:: What you will do ::
Scan the entries below for the word "name". Copy each line that has it.

···

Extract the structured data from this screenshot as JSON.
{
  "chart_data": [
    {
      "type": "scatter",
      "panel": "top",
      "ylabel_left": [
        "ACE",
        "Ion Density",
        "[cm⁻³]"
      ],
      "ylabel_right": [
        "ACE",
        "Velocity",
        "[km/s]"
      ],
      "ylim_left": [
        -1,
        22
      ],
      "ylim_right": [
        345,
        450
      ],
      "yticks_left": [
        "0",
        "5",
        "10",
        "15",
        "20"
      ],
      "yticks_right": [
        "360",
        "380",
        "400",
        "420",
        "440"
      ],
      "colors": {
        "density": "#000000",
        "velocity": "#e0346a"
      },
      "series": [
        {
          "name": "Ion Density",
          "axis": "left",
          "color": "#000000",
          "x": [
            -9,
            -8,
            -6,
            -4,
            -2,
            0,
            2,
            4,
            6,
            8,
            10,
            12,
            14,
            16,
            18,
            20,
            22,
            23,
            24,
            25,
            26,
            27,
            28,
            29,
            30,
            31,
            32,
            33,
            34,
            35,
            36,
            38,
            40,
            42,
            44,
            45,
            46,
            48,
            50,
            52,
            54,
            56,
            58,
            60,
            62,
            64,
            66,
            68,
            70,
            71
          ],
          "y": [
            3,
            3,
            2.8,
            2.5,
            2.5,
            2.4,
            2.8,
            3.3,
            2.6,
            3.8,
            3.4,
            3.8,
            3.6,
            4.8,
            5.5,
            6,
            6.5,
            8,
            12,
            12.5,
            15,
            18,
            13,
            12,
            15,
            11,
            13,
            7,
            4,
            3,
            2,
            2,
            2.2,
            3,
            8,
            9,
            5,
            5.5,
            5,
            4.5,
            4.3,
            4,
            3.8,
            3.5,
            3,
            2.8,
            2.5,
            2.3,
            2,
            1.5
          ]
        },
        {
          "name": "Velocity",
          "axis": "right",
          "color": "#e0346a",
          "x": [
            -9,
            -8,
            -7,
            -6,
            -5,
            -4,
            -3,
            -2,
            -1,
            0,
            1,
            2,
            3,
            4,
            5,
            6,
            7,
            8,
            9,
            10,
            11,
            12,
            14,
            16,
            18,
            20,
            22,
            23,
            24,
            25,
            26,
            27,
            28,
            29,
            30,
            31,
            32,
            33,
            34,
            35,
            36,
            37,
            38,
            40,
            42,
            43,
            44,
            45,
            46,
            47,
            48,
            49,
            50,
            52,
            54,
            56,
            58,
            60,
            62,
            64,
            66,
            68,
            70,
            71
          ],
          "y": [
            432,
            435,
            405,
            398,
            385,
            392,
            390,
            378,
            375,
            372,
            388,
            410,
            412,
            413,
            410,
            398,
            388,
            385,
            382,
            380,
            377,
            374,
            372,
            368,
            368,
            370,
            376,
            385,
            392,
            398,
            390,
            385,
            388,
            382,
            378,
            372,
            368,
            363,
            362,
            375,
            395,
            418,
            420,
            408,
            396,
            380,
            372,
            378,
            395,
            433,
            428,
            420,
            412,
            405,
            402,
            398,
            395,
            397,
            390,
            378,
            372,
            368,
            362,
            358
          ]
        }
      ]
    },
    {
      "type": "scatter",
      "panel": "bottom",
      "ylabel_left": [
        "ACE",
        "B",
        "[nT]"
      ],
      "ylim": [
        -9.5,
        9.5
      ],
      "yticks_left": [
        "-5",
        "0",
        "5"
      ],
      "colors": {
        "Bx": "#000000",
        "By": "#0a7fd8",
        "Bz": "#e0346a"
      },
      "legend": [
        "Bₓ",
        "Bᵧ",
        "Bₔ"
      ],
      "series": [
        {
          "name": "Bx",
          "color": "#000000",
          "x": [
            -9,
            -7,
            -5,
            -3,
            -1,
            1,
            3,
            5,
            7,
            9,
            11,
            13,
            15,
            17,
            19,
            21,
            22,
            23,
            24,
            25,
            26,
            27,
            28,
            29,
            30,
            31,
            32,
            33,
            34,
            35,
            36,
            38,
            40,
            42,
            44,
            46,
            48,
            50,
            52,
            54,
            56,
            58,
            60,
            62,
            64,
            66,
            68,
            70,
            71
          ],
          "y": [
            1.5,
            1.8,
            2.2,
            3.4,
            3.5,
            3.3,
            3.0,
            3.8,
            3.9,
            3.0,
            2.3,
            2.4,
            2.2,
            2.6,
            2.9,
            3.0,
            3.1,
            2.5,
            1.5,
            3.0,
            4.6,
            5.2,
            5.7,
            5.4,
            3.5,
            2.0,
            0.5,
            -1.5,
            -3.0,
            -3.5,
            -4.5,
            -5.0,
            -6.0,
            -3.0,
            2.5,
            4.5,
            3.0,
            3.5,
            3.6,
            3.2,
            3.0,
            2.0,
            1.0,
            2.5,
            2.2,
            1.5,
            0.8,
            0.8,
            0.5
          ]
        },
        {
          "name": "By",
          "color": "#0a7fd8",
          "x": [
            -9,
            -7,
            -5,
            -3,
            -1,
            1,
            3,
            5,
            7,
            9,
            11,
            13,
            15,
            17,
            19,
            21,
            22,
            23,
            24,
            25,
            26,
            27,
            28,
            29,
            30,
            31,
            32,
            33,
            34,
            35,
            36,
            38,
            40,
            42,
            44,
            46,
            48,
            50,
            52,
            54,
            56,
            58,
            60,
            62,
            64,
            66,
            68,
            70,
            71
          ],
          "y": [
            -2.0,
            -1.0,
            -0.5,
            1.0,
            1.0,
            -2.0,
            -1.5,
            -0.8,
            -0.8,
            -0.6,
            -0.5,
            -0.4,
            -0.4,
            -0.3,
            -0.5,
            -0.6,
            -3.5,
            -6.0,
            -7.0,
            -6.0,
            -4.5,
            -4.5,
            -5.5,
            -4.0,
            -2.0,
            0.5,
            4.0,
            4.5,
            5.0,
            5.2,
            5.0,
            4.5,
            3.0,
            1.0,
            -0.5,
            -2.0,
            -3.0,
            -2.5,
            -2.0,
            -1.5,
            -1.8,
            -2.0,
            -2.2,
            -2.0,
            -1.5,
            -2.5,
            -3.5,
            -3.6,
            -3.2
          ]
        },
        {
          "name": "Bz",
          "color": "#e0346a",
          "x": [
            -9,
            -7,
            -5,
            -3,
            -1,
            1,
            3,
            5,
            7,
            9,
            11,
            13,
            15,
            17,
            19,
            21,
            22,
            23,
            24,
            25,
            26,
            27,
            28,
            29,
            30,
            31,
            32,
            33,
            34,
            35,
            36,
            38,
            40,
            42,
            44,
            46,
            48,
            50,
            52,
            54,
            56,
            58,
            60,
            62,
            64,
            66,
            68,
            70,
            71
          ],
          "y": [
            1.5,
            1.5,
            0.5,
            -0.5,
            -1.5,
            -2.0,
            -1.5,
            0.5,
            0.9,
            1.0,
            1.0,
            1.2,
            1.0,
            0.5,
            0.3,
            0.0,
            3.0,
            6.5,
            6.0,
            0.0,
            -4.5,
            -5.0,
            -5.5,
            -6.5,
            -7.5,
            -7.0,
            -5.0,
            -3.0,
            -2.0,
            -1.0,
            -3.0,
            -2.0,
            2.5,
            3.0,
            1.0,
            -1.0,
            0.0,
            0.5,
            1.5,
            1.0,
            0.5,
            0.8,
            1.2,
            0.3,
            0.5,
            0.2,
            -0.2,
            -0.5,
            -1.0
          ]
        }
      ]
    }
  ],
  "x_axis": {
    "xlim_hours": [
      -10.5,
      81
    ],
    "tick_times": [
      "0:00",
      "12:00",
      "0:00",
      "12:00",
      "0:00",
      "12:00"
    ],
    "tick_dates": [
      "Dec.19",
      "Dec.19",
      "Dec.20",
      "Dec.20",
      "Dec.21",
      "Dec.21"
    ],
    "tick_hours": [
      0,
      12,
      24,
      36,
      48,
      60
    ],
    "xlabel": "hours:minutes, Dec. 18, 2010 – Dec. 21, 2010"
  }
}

···

:: Exercise answer ::
          "name": "Ion Density",
          "name": "Velocity",
          "name": "Bx",
          "name": "By",
          "name": "Bz",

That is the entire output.